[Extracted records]
____________
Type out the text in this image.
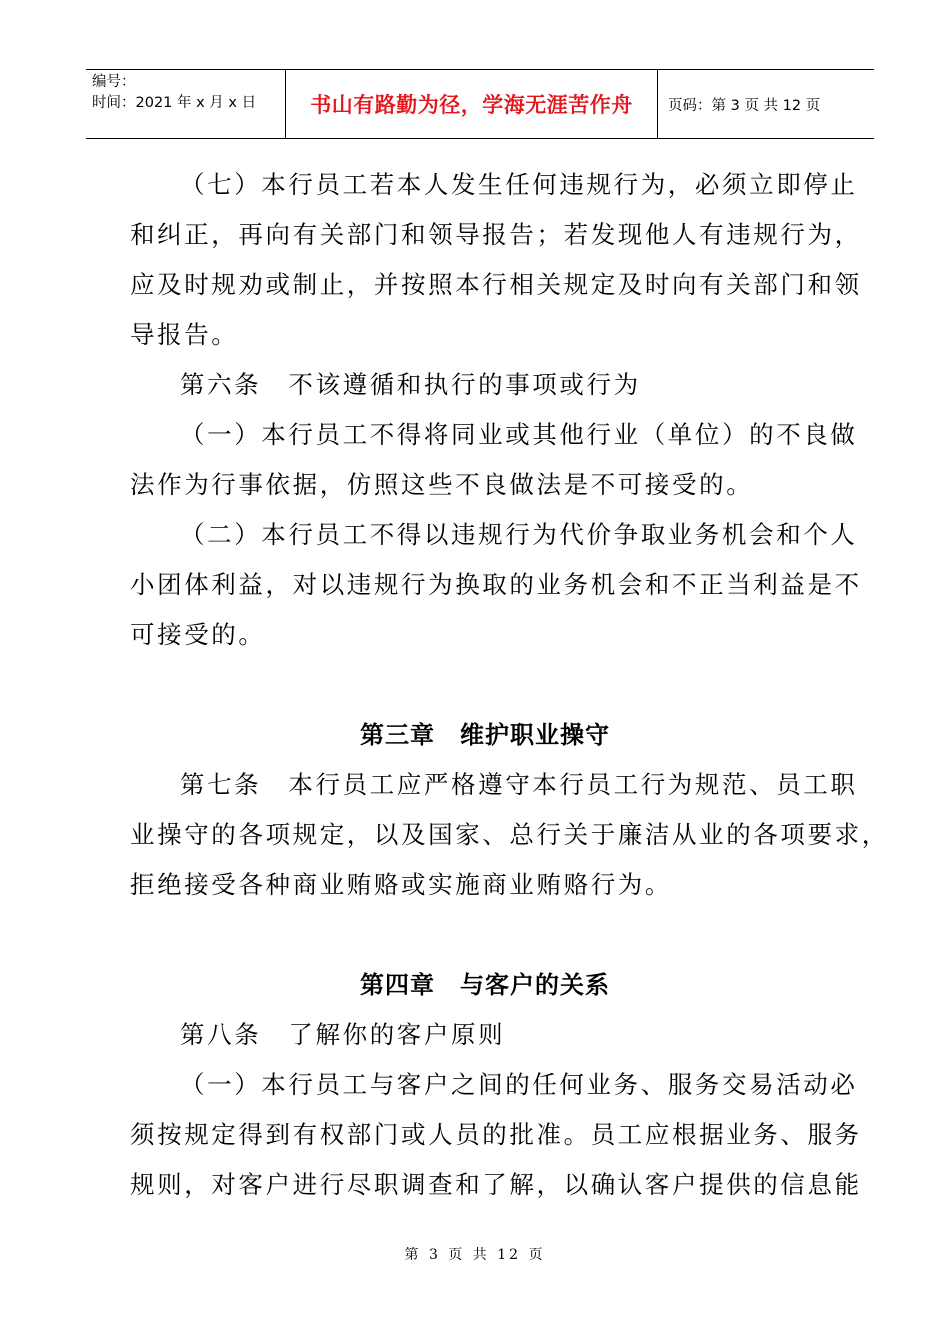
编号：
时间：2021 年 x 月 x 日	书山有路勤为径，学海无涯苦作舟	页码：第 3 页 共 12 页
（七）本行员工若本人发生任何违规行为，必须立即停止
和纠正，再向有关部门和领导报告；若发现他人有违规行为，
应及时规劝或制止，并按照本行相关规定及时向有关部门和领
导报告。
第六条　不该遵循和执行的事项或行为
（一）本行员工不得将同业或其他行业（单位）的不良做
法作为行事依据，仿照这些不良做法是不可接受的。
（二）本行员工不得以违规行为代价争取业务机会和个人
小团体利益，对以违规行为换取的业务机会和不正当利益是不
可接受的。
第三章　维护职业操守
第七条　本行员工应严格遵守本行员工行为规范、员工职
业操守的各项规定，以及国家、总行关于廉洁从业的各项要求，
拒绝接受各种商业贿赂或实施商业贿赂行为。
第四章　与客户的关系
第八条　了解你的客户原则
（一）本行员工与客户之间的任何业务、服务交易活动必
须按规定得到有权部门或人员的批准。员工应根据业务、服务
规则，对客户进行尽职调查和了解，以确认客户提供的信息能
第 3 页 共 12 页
____________
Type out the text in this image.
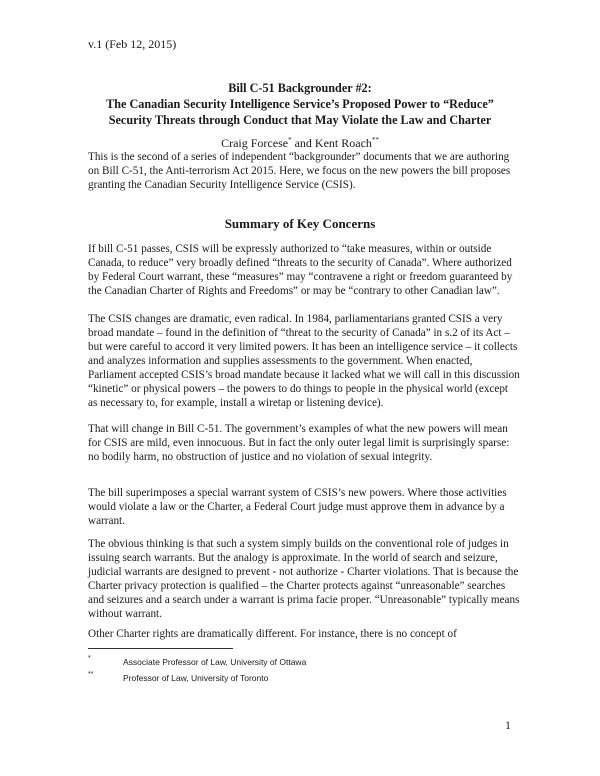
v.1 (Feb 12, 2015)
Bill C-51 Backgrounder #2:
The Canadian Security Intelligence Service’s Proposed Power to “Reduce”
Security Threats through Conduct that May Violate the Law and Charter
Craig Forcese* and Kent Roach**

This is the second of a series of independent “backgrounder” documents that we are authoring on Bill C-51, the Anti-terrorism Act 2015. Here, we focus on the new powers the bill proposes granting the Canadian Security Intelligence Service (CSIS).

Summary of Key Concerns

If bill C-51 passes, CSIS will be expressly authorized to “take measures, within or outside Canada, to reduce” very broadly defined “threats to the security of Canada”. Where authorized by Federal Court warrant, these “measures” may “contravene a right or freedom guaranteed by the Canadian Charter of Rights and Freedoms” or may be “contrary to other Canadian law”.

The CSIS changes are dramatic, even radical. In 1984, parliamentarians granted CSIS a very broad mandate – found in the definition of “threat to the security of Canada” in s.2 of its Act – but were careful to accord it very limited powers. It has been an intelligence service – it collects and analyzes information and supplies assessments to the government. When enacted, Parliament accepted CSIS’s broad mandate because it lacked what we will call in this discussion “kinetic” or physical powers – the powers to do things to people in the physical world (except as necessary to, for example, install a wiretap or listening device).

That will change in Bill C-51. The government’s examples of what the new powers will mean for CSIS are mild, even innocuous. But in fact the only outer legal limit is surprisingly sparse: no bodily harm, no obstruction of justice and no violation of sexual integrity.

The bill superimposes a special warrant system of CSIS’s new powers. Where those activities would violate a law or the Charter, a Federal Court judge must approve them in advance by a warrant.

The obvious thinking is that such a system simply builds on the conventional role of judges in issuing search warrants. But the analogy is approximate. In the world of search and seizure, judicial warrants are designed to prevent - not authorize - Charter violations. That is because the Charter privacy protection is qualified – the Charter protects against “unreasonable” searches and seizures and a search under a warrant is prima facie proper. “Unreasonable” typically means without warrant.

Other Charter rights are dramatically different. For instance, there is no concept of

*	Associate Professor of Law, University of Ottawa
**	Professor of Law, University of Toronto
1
____________
Goal of the exercise: Go through the records. Copy each line where "government" appears.

Reply to the exercise:
The CSIS changes are dramatic, even radical. In 1984, parliamentarians granted CSIS a very broad mandate – found in the definition of “threat to the security of Canada” in s.2 of its Act – but were careful to accord it very limited powers. It has been an intelligence service – it collects and analyzes information and supplies assessments to the government. When enacted, Parliament accepted CSIS’s broad mandate because it lacked what we will call in this discussion “kinetic” or physical powers – the powers to do things to people in the physical world (except as necessary to, for example, install a wiretap or listening device).
That will change in Bill C-51. The government’s examples of what the new powers will mean for CSIS are mild, even innocuous. But in fact the only outer legal limit is surprisingly sparse: no bodily harm, no obstruction of justice and no violation of sexual integrity.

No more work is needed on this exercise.